*DATA TO PROCESS*

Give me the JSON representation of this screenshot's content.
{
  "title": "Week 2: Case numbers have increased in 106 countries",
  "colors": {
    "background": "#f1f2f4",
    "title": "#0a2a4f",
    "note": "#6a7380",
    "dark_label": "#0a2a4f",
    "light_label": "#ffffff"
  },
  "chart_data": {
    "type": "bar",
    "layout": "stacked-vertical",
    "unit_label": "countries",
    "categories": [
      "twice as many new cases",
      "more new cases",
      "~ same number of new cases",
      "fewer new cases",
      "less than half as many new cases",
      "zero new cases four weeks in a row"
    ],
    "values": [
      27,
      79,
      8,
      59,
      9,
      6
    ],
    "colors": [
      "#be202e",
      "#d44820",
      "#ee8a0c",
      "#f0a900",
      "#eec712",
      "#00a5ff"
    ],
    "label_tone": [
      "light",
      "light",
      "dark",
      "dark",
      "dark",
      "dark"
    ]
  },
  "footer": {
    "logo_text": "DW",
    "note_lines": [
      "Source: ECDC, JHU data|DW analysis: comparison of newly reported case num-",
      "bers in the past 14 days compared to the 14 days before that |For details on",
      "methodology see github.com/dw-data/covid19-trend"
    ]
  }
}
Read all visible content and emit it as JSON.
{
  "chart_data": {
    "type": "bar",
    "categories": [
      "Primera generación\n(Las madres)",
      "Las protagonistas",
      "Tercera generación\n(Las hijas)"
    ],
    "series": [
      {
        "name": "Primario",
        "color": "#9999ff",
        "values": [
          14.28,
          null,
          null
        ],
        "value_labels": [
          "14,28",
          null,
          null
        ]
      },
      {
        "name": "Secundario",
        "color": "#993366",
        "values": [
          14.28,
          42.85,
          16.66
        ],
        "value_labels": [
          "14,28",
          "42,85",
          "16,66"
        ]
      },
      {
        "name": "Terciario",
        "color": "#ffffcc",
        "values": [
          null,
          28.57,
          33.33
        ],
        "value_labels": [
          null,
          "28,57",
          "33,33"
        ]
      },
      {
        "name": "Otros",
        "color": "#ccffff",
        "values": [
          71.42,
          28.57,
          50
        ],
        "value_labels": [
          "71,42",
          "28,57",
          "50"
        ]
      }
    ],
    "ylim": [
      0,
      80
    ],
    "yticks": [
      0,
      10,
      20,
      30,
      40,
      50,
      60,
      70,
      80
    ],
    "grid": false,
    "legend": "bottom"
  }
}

*TO BE DONE*
Above are some records; repeat all of them exactly.

*REPLY TO THE EXERCISE*
Give me the JSON representation of this screenshot's content.
{
  "title": "Week 2: Case numbers have increased in 106 countries",
  "colors": {
    "background": "#f1f2f4",
    "title": "#0a2a4f",
    "note": "#6a7380",
    "dark_label": "#0a2a4f",
    "light_label": "#ffffff"
  },
  "chart_data": {
    "type": "bar",
    "layout": "stacked-vertical",
    "unit_label": "countries",
    "categories": [
      "twice as many new cases",
      "more new cases",
      "~ same number of new cases",
      "fewer new cases",
      "less than half as many new cases",
      "zero new cases four weeks in a row"
    ],
    "values": [
      27,
      79,
      8,
      59,
      9,
      6
    ],
    "colors": [
      "#be202e",
      "#d44820",
      "#ee8a0c",
      "#f0a900",
      "#eec712",
      "#00a5ff"
    ],
    "label_tone": [
      "light",
      "light",
      "dark",
      "dark",
      "dark",
      "dark"
    ]
  },
  "footer": {
    "logo_text": "DW",
    "note_lines": [
      "Source: ECDC, JHU data|DW analysis: comparison of newly reported case num-",
      "bers in the past 14 days compared to the 14 days before that |For details on",
      "methodology see github.com/dw-data/covid19-trend"
    ]
  }
}
Read all visible content and emit it as JSON.
{
  "chart_data": {
    "type": "bar",
    "categories": [
      "Primera generación\n(Las madres)",
      "Las protagonistas",
      "Tercera generación\n(Las hijas)"
    ],
    "series": [
      {
        "name": "Primario",
        "color": "#9999ff",
        "values": [
          14.28,
          null,
          null
        ],
        "value_labels": [
          "14,28",
          null,
          null
        ]
      },
      {
        "name": "Secundario",
        "color": "#993366",
        "values": [
          14.28,
          42.85,
          16.66
        ],
        "value_labels": [
          "14,28",
          "42,85",
          "16,66"
        ]
      },
      {
        "name": "Terciario",
        "color": "#ffffcc",
        "values": [
          null,
          28.57,
          33.33
        ],
        "value_labels": [
          null,
          "28,57",
          "33,33"
        ]
      },
      {
        "name": "Otros",
        "color": "#ccffff",
        "values": [
          71.42,
          28.57,
          50
        ],
        "value_labels": [
          "71,42",
          "28,57",
          "50"
        ]
      }
    ],
    "ylim": [
      0,
      80
    ],
    "yticks": [
      0,
      10,
      20,
      30,
      40,
      50,
      60,
      70,
      80
    ],
    "grid": false,
    "legend": "bottom"
  }
}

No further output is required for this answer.